## Begin

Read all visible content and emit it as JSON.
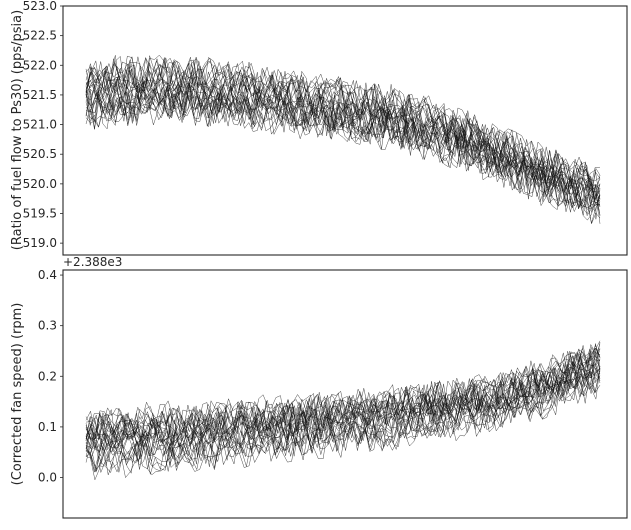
{
  "chart_data": [
    {
      "type": "line",
      "title": "",
      "xlabel": "",
      "ylabel": "(Ratio of fuel flow to Ps30) (pps/psia)",
      "ylim": [
        518.8,
        523.0
      ],
      "yticks": [
        519.0,
        519.5,
        520.0,
        520.5,
        521.0,
        521.5,
        522.0,
        522.5,
        523.0
      ],
      "ytick_labels": [
        "519.0",
        "519.5",
        "520.0",
        "520.5",
        "521.0",
        "521.5",
        "522.0",
        "522.5",
        "523.0"
      ],
      "offset_text": "",
      "x_tick_labels_visible": false,
      "grid": false,
      "legend": "none",
      "line_color": "#111111",
      "series_count": 30,
      "points_per_series": 128,
      "trend": {
        "x": [
          0,
          0.15,
          0.3,
          0.45,
          0.6,
          0.75,
          0.9,
          1.0
        ],
        "y": [
          521.5,
          521.6,
          521.5,
          521.3,
          521.1,
          520.7,
          520.1,
          519.8
        ]
      },
      "start_spread": 0.35,
      "noise": 0.32,
      "seed": 7
    },
    {
      "type": "line",
      "title": "",
      "xlabel": "",
      "ylabel": "(Corrected fan speed) (rpm)",
      "ylim": [
        -0.08,
        0.41
      ],
      "yticks": [
        0.0,
        0.1,
        0.2,
        0.3,
        0.4
      ],
      "ytick_labels": [
        "0.0",
        "0.1",
        "0.2",
        "0.3",
        "0.4"
      ],
      "offset_text": "+2.388e3",
      "x_tick_labels_visible": false,
      "grid": false,
      "legend": "none",
      "line_color": "#111111",
      "series_count": 30,
      "points_per_series": 128,
      "trend": {
        "x": [
          0,
          0.2,
          0.4,
          0.6,
          0.8,
          0.9,
          1.0
        ],
        "y": [
          0.07,
          0.08,
          0.1,
          0.12,
          0.15,
          0.18,
          0.22
        ]
      },
      "start_spread": 0.045,
      "noise": 0.035,
      "seed": 19
    }
  ]
}
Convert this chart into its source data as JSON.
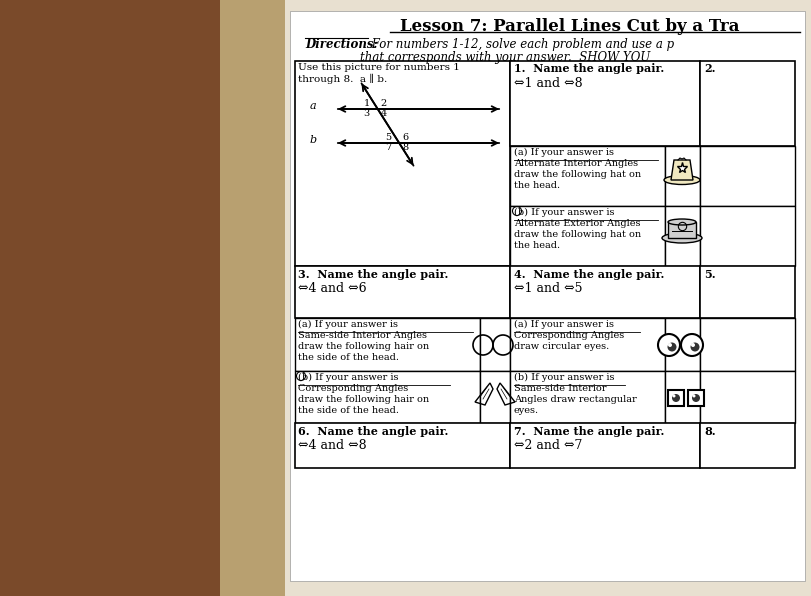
{
  "title": "Lesson 7: Parallel Lines Cut by a Tra",
  "directions_bold": "Directions:",
  "directions_text": " For numbers 1-12, solve each problem and use a p",
  "directions_text2": "that corresponds with your answer.  SHOW YOU",
  "bg_color": "#c8b89a",
  "paper_color": "#ffffff",
  "wood_color": "#7a4a2a",
  "table_line_color": "#000000",
  "text_color": "#000000"
}
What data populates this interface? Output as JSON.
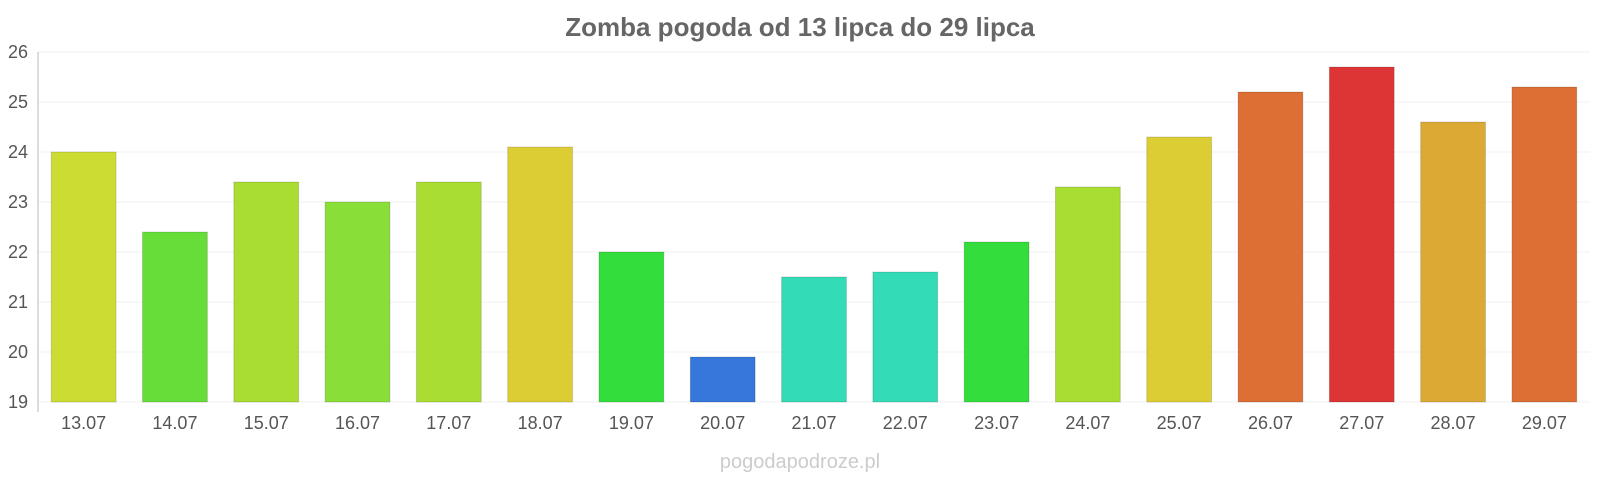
{
  "chart_data": {
    "type": "bar",
    "title": "Zomba pogoda od 13 lipca do 29 lipca",
    "xlabel": "",
    "ylabel": "",
    "ylim": [
      19,
      26
    ],
    "yticks": [
      "19",
      "20",
      "21",
      "22",
      "23",
      "24",
      "25",
      "26"
    ],
    "grid": true,
    "categories": [
      "13.07",
      "14.07",
      "15.07",
      "16.07",
      "17.07",
      "18.07",
      "19.07",
      "20.07",
      "21.07",
      "22.07",
      "23.07",
      "24.07",
      "25.07",
      "26.07",
      "27.07",
      "28.07",
      "29.07"
    ],
    "values": [
      24.0,
      22.4,
      23.4,
      23.0,
      23.4,
      24.1,
      22.0,
      19.9,
      21.5,
      21.6,
      22.2,
      23.3,
      24.3,
      25.2,
      25.7,
      24.6,
      25.3
    ],
    "colors": [
      "#cddc32",
      "#66dd38",
      "#a9dd32",
      "#8ade38",
      "#a9dd32",
      "#dccd34",
      "#33dd3b",
      "#3577db",
      "#33dbb6",
      "#33dbb6",
      "#33dd3b",
      "#a9dd32",
      "#dccd34",
      "#dd6f35",
      "#dd3535",
      "#dcaa34",
      "#dd6f35"
    ],
    "watermark": "pogodapodroze.pl"
  }
}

## End

Task details: Begin with the line that contains "Convert this chart" and copy every line through the end of the listing, exactly as written, both ends included. Pictures are not part of the copy.

Answer for this exercise:
Convert this chart into its source data as JSON.
{
  "title": "Lesson 7: Parallel Lines Cut by a Tra",
  "directions_bold": "Directions:",
  "directions_text": " For numbers 1-12, solve each problem and use a p",
  "directions_text2": "that corresponds with your answer.  SHOW YOU",
  "bg_color": "#c8b89a",
  "paper_color": "#ffffff",
  "wood_color": "#7a4a2a",
  "table_line_color": "#000000",
  "text_color": "#000000"
}
What data populates this interface? Output as JSON.
{
  "chart_data": {
    "type": "bar",
    "title": "Zomba pogoda od 13 lipca do 29 lipca",
    "xlabel": "",
    "ylabel": "",
    "ylim": [
      19,
      26
    ],
    "yticks": [
      "19",
      "20",
      "21",
      "22",
      "23",
      "24",
      "25",
      "26"
    ],
    "grid": true,
    "categories": [
      "13.07",
      "14.07",
      "15.07",
      "16.07",
      "17.07",
      "18.07",
      "19.07",
      "20.07",
      "21.07",
      "22.07",
      "23.07",
      "24.07",
      "25.07",
      "26.07",
      "27.07",
      "28.07",
      "29.07"
    ],
    "values": [
      24.0,
      22.4,
      23.4,
      23.0,
      23.4,
      24.1,
      22.0,
      19.9,
      21.5,
      21.6,
      22.2,
      23.3,
      24.3,
      25.2,
      25.7,
      24.6,
      25.3
    ],
    "colors": [
      "#cddc32",
      "#66dd38",
      "#a9dd32",
      "#8ade38",
      "#a9dd32",
      "#dccd34",
      "#33dd3b",
      "#3577db",
      "#33dbb6",
      "#33dbb6",
      "#33dd3b",
      "#a9dd32",
      "#dccd34",
      "#dd6f35",
      "#dd3535",
      "#dcaa34",
      "#dd6f35"
    ],
    "watermark": "pogodapodroze.pl"
  }
}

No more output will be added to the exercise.